* **Written task**
Return all of the entries exactly as written.

— BEGIN Recorded data —

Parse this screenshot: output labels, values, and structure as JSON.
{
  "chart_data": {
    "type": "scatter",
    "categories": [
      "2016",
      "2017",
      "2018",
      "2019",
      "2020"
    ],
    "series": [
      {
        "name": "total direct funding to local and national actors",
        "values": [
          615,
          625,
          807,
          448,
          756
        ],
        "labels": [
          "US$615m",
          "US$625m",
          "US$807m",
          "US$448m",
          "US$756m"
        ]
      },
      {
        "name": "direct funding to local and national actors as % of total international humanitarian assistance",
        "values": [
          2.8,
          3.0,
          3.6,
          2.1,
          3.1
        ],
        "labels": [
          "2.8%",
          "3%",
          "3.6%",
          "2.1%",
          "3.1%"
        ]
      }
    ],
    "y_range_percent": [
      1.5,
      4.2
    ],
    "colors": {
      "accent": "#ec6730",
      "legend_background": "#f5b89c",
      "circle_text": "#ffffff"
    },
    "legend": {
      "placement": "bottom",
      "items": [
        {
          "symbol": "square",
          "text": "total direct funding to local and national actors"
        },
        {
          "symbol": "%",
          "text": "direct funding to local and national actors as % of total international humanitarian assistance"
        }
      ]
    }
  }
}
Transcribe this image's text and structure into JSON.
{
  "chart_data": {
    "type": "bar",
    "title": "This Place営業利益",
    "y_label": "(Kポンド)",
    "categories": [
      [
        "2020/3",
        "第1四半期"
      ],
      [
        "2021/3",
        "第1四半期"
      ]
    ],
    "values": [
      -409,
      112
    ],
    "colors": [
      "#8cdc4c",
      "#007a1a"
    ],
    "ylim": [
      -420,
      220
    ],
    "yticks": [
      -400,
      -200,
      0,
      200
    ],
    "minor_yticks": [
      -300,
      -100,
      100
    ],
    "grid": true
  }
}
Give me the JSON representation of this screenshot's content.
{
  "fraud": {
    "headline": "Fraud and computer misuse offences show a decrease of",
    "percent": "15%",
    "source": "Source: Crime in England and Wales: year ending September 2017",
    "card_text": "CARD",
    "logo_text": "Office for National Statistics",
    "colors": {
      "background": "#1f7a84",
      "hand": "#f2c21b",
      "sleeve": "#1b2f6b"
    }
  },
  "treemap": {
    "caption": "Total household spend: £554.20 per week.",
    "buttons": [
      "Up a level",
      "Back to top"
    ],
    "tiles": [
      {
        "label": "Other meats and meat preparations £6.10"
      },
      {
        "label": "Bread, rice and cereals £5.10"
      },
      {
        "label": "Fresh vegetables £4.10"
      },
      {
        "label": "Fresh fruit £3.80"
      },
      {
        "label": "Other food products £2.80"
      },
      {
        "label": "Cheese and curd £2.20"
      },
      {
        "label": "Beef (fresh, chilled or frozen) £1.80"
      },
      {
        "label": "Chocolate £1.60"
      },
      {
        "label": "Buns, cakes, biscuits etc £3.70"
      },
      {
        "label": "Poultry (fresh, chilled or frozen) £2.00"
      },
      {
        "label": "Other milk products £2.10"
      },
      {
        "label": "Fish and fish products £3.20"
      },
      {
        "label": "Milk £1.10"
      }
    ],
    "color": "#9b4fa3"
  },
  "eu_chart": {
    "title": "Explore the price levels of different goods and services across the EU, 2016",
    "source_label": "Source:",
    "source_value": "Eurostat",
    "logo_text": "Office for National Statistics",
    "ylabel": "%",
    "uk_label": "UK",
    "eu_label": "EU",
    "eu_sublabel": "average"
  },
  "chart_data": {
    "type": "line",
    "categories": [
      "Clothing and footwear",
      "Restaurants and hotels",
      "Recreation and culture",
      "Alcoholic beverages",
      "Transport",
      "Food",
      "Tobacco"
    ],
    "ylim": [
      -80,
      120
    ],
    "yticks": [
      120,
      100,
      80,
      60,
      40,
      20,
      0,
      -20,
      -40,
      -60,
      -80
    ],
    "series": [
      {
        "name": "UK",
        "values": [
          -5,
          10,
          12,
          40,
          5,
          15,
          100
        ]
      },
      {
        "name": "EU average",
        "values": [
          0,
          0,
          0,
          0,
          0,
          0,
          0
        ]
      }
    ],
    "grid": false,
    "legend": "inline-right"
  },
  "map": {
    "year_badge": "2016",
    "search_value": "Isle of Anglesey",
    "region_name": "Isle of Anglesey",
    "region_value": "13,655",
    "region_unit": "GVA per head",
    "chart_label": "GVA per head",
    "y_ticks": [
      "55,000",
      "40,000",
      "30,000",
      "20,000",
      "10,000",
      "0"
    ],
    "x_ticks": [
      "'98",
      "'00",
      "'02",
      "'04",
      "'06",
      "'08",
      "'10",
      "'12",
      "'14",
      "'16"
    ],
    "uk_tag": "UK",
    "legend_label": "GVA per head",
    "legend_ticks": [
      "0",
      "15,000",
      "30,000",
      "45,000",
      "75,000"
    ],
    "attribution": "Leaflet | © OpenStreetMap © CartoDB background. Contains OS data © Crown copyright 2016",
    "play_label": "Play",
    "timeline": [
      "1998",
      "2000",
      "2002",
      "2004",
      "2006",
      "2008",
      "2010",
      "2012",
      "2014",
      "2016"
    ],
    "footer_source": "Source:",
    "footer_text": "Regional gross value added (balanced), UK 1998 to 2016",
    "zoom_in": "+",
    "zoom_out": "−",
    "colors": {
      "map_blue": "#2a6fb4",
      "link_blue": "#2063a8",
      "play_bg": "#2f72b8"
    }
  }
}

— END Recorded data —

* **Output below**
Parse this screenshot: output labels, values, and structure as JSON.
{
  "chart_data": {
    "type": "scatter",
    "categories": [
      "2016",
      "2017",
      "2018",
      "2019",
      "2020"
    ],
    "series": [
      {
        "name": "total direct funding to local and national actors",
        "values": [
          615,
          625,
          807,
          448,
          756
        ],
        "labels": [
          "US$615m",
          "US$625m",
          "US$807m",
          "US$448m",
          "US$756m"
        ]
      },
      {
        "name": "direct funding to local and national actors as % of total international humanitarian assistance",
        "values": [
          2.8,
          3.0,
          3.6,
          2.1,
          3.1
        ],
        "labels": [
          "2.8%",
          "3%",
          "3.6%",
          "2.1%",
          "3.1%"
        ]
      }
    ],
    "y_range_percent": [
      1.5,
      4.2
    ],
    "colors": {
      "accent": "#ec6730",
      "legend_background": "#f5b89c",
      "circle_text": "#ffffff"
    },
    "legend": {
      "placement": "bottom",
      "items": [
        {
          "symbol": "square",
          "text": "total direct funding to local and national actors"
        },
        {
          "symbol": "%",
          "text": "direct funding to local and national actors as % of total international humanitarian assistance"
        }
      ]
    }
  }
}
Transcribe this image's text and structure into JSON.
{
  "chart_data": {
    "type": "bar",
    "title": "This Place営業利益",
    "y_label": "(Kポンド)",
    "categories": [
      [
        "2020/3",
        "第1四半期"
      ],
      [
        "2021/3",
        "第1四半期"
      ]
    ],
    "values": [
      -409,
      112
    ],
    "colors": [
      "#8cdc4c",
      "#007a1a"
    ],
    "ylim": [
      -420,
      220
    ],
    "yticks": [
      -400,
      -200,
      0,
      200
    ],
    "minor_yticks": [
      -300,
      -100,
      100
    ],
    "grid": true
  }
}
Give me the JSON representation of this screenshot's content.
{
  "fraud": {
    "headline": "Fraud and computer misuse offences show a decrease of",
    "percent": "15%",
    "source": "Source: Crime in England and Wales: year ending September 2017",
    "card_text": "CARD",
    "logo_text": "Office for National Statistics",
    "colors": {
      "background": "#1f7a84",
      "hand": "#f2c21b",
      "sleeve": "#1b2f6b"
    }
  },
  "treemap": {
    "caption": "Total household spend: £554.20 per week.",
    "buttons": [
      "Up a level",
      "Back to top"
    ],
    "tiles": [
      {
        "label": "Other meats and meat preparations £6.10"
      },
      {
        "label": "Bread, rice and cereals £5.10"
      },
      {
        "label": "Fresh vegetables £4.10"
      },
      {
        "label": "Fresh fruit £3.80"
      },
      {
        "label": "Other food products £2.80"
      },
      {
        "label": "Cheese and curd £2.20"
      },
      {
        "label": "Beef (fresh, chilled or frozen) £1.80"
      },
      {
        "label": "Chocolate £1.60"
      },
      {
        "label": "Buns, cakes, biscuits etc £3.70"
      },
      {
        "label": "Poultry (fresh, chilled or frozen) £2.00"
      },
      {
        "label": "Other milk products £2.10"
      },
      {
        "label": "Fish and fish products £3.20"
      },
      {
        "label": "Milk £1.10"
      }
    ],
    "color": "#9b4fa3"
  },
  "eu_chart": {
    "title": "Explore the price levels of different goods and services across the EU, 2016",
    "source_label": "Source:",
    "source_value": "Eurostat",
    "logo_text": "Office for National Statistics",
    "ylabel": "%",
    "uk_label": "UK",
    "eu_label": "EU",
    "eu_sublabel": "average"
  },
  "chart_data": {
    "type": "line",
    "categories": [
      "Clothing and footwear",
      "Restaurants and hotels",
      "Recreation and culture",
      "Alcoholic beverages",
      "Transport",
      "Food",
      "Tobacco"
    ],
    "ylim": [
      -80,
      120
    ],
    "yticks": [
      120,
      100,
      80,
      60,
      40,
      20,
      0,
      -20,
      -40,
      -60,
      -80
    ],
    "series": [
      {
        "name": "UK",
        "values": [
          -5,
          10,
          12,
          40,
          5,
          15,
          100
        ]
      },
      {
        "name": "EU average",
        "values": [
          0,
          0,
          0,
          0,
          0,
          0,
          0
        ]
      }
    ],
    "grid": false,
    "legend": "inline-right"
  },
  "map": {
    "year_badge": "2016",
    "search_value": "Isle of Anglesey",
    "region_name": "Isle of Anglesey",
    "region_value": "13,655",
    "region_unit": "GVA per head",
    "chart_label": "GVA per head",
    "y_ticks": [
      "55,000",
      "40,000",
      "30,000",
      "20,000",
      "10,000",
      "0"
    ],
    "x_ticks": [
      "'98",
      "'00",
      "'02",
      "'04",
      "'06",
      "'08",
      "'10",
      "'12",
      "'14",
      "'16"
    ],
    "uk_tag": "UK",
    "legend_label": "GVA per head",
    "legend_ticks": [
      "0",
      "15,000",
      "30,000",
      "45,000",
      "75,000"
    ],
    "attribution": "Leaflet | © OpenStreetMap © CartoDB background. Contains OS data © Crown copyright 2016",
    "play_label": "Play",
    "timeline": [
      "1998",
      "2000",
      "2002",
      "2004",
      "2006",
      "2008",
      "2010",
      "2012",
      "2014",
      "2016"
    ],
    "footer_source": "Source:",
    "footer_text": "Regional gross value added (balanced), UK 1998 to 2016",
    "zoom_in": "+",
    "zoom_out": "−",
    "colors": {
      "map_blue": "#2a6fb4",
      "link_blue": "#2063a8",
      "play_bg": "#2f72b8"
    }
  }
}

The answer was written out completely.